## [What you have to do]
What follows is a set of records; restate each one word for word and drop the pictures.

Dataset items:
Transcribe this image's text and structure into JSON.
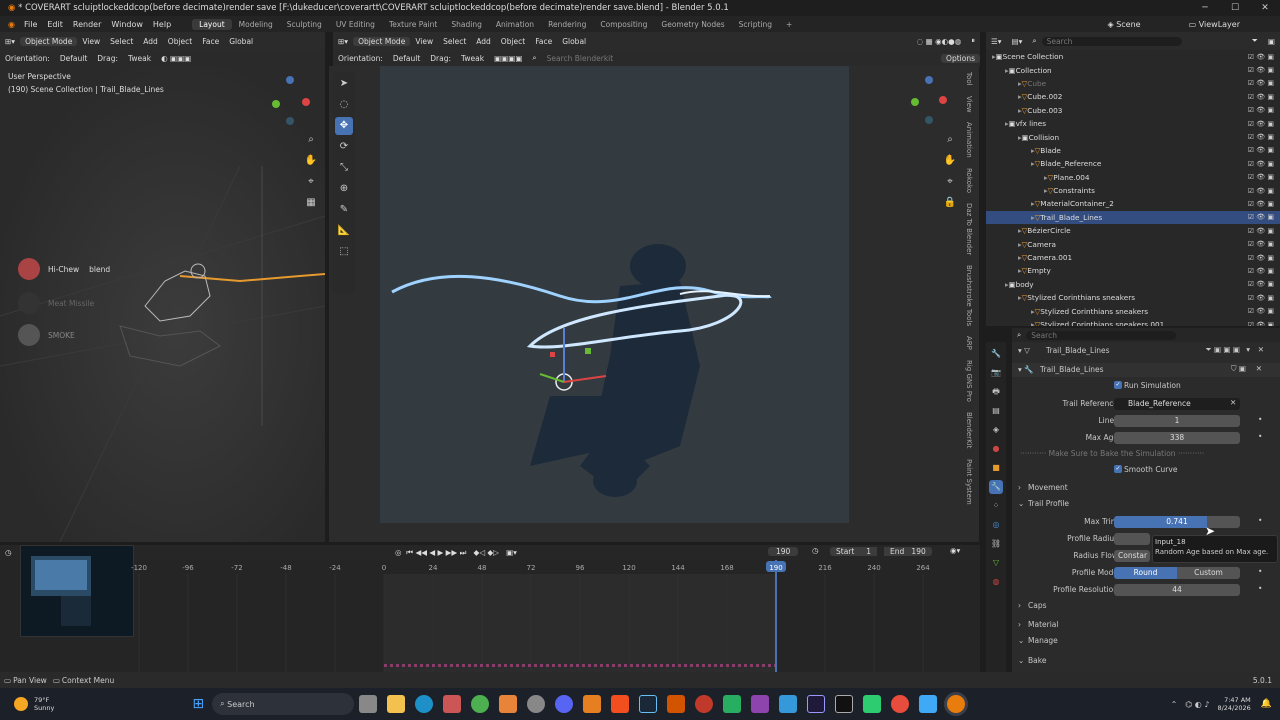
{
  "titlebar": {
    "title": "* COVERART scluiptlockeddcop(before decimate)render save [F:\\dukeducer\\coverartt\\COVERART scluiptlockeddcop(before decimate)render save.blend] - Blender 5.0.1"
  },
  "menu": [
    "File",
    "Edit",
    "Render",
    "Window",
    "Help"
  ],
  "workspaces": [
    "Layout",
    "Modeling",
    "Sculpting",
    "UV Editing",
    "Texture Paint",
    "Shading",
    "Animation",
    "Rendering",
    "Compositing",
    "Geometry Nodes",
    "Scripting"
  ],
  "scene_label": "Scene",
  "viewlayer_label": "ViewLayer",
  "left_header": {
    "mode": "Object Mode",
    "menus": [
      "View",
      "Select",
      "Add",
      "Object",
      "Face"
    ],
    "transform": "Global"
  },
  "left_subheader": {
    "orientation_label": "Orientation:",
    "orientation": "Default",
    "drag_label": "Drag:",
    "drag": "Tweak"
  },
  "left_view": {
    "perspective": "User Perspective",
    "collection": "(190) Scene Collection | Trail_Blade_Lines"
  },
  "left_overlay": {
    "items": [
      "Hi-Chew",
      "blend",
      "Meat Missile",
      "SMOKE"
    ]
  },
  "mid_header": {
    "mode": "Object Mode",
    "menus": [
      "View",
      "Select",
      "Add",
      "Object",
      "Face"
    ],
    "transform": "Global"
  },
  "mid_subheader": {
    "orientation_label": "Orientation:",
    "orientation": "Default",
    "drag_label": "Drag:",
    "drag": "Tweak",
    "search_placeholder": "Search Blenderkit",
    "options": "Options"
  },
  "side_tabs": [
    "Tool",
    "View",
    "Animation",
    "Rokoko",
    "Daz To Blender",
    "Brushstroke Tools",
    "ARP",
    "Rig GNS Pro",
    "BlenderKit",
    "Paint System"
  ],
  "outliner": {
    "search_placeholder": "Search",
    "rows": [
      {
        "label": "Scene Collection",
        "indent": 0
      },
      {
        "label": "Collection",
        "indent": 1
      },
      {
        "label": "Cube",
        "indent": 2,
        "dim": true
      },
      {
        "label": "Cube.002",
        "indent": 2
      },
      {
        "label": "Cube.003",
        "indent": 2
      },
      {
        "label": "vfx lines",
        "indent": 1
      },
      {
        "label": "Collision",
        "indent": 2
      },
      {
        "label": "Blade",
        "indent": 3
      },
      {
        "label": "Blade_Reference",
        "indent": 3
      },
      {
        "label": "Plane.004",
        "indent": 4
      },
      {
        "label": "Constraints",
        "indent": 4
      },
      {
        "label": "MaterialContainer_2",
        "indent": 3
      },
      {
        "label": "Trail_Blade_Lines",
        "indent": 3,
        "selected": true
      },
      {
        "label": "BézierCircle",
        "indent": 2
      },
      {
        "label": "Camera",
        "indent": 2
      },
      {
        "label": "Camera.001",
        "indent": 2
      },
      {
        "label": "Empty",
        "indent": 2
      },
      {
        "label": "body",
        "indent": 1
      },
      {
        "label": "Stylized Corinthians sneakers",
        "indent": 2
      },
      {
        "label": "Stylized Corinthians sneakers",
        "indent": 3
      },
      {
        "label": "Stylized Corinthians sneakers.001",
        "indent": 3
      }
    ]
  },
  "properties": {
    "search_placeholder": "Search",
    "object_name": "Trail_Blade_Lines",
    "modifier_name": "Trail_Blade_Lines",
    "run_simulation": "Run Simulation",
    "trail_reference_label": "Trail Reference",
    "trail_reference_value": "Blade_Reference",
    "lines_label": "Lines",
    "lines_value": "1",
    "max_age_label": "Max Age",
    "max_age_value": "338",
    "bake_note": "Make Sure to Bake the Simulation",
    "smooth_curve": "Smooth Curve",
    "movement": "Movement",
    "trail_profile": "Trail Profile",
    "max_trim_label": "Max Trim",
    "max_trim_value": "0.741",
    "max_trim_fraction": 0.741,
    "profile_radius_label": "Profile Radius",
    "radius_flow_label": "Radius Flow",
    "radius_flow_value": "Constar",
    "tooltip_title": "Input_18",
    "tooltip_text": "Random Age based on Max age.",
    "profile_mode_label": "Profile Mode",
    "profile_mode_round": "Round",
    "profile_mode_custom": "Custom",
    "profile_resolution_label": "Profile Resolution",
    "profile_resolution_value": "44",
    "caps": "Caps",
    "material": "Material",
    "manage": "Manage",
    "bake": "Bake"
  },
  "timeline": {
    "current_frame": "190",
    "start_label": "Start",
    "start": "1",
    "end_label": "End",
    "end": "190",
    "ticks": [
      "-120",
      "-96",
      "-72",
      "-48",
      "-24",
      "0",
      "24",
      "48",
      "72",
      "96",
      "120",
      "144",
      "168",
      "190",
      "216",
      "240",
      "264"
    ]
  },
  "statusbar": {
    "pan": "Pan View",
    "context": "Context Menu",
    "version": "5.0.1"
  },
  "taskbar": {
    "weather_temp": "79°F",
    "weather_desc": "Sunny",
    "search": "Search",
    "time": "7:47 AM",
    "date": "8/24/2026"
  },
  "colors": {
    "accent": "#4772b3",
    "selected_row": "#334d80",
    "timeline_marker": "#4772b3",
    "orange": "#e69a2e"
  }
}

## [Written answer]
Transcribe this image's text and structure into JSON.
{
  "titlebar": {
    "title": "* COVERART scluiptlockeddcop(before decimate)render save [F:\\dukeducer\\coverartt\\COVERART scluiptlockeddcop(before decimate)render save.blend] - Blender 5.0.1"
  },
  "menu": [
    "File",
    "Edit",
    "Render",
    "Window",
    "Help"
  ],
  "workspaces": [
    "Layout",
    "Modeling",
    "Sculpting",
    "UV Editing",
    "Texture Paint",
    "Shading",
    "Animation",
    "Rendering",
    "Compositing",
    "Geometry Nodes",
    "Scripting"
  ],
  "scene_label": "Scene",
  "viewlayer_label": "ViewLayer",
  "left_header": {
    "mode": "Object Mode",
    "menus": [
      "View",
      "Select",
      "Add",
      "Object",
      "Face"
    ],
    "transform": "Global"
  },
  "left_subheader": {
    "orientation_label": "Orientation:",
    "orientation": "Default",
    "drag_label": "Drag:",
    "drag": "Tweak"
  },
  "left_view": {
    "perspective": "User Perspective",
    "collection": "(190) Scene Collection | Trail_Blade_Lines"
  },
  "left_overlay": {
    "items": [
      "Hi-Chew",
      "blend",
      "Meat Missile",
      "SMOKE"
    ]
  },
  "mid_header": {
    "mode": "Object Mode",
    "menus": [
      "View",
      "Select",
      "Add",
      "Object",
      "Face"
    ],
    "transform": "Global"
  },
  "mid_subheader": {
    "orientation_label": "Orientation:",
    "orientation": "Default",
    "drag_label": "Drag:",
    "drag": "Tweak",
    "search_placeholder": "Search Blenderkit",
    "options": "Options"
  },
  "side_tabs": [
    "Tool",
    "View",
    "Animation",
    "Rokoko",
    "Daz To Blender",
    "Brushstroke Tools",
    "ARP",
    "Rig GNS Pro",
    "BlenderKit",
    "Paint System"
  ],
  "outliner": {
    "search_placeholder": "Search",
    "rows": [
      {
        "label": "Scene Collection",
        "indent": 0
      },
      {
        "label": "Collection",
        "indent": 1
      },
      {
        "label": "Cube",
        "indent": 2,
        "dim": true
      },
      {
        "label": "Cube.002",
        "indent": 2
      },
      {
        "label": "Cube.003",
        "indent": 2
      },
      {
        "label": "vfx lines",
        "indent": 1
      },
      {
        "label": "Collision",
        "indent": 2
      },
      {
        "label": "Blade",
        "indent": 3
      },
      {
        "label": "Blade_Reference",
        "indent": 3
      },
      {
        "label": "Plane.004",
        "indent": 4
      },
      {
        "label": "Constraints",
        "indent": 4
      },
      {
        "label": "MaterialContainer_2",
        "indent": 3
      },
      {
        "label": "Trail_Blade_Lines",
        "indent": 3,
        "selected": true
      },
      {
        "label": "BézierCircle",
        "indent": 2
      },
      {
        "label": "Camera",
        "indent": 2
      },
      {
        "label": "Camera.001",
        "indent": 2
      },
      {
        "label": "Empty",
        "indent": 2
      },
      {
        "label": "body",
        "indent": 1
      },
      {
        "label": "Stylized Corinthians sneakers",
        "indent": 2
      },
      {
        "label": "Stylized Corinthians sneakers",
        "indent": 3
      },
      {
        "label": "Stylized Corinthians sneakers.001",
        "indent": 3
      }
    ]
  },
  "properties": {
    "search_placeholder": "Search",
    "object_name": "Trail_Blade_Lines",
    "modifier_name": "Trail_Blade_Lines",
    "run_simulation": "Run Simulation",
    "trail_reference_label": "Trail Reference",
    "trail_reference_value": "Blade_Reference",
    "lines_label": "Lines",
    "lines_value": "1",
    "max_age_label": "Max Age",
    "max_age_value": "338",
    "bake_note": "Make Sure to Bake the Simulation",
    "smooth_curve": "Smooth Curve",
    "movement": "Movement",
    "trail_profile": "Trail Profile",
    "max_trim_label": "Max Trim",
    "max_trim_value": "0.741",
    "max_trim_fraction": 0.741,
    "profile_radius_label": "Profile Radius",
    "radius_flow_label": "Radius Flow",
    "radius_flow_value": "Constar",
    "tooltip_title": "Input_18",
    "tooltip_text": "Random Age based on Max age.",
    "profile_mode_label": "Profile Mode",
    "profile_mode_round": "Round",
    "profile_mode_custom": "Custom",
    "profile_resolution_label": "Profile Resolution",
    "profile_resolution_value": "44",
    "caps": "Caps",
    "material": "Material",
    "manage": "Manage",
    "bake": "Bake"
  },
  "timeline": {
    "current_frame": "190",
    "start_label": "Start",
    "start": "1",
    "end_label": "End",
    "end": "190",
    "ticks": [
      "-120",
      "-96",
      "-72",
      "-48",
      "-24",
      "0",
      "24",
      "48",
      "72",
      "96",
      "120",
      "144",
      "168",
      "190",
      "216",
      "240",
      "264"
    ]
  },
  "statusbar": {
    "pan": "Pan View",
    "context": "Context Menu",
    "version": "5.0.1"
  },
  "taskbar": {
    "weather_temp": "79°F",
    "weather_desc": "Sunny",
    "search": "Search",
    "time": "7:47 AM",
    "date": "8/24/2026"
  },
  "colors": {
    "accent": "#4772b3",
    "selected_row": "#334d80",
    "timeline_marker": "#4772b3",
    "orange": "#e69a2e"
  }
}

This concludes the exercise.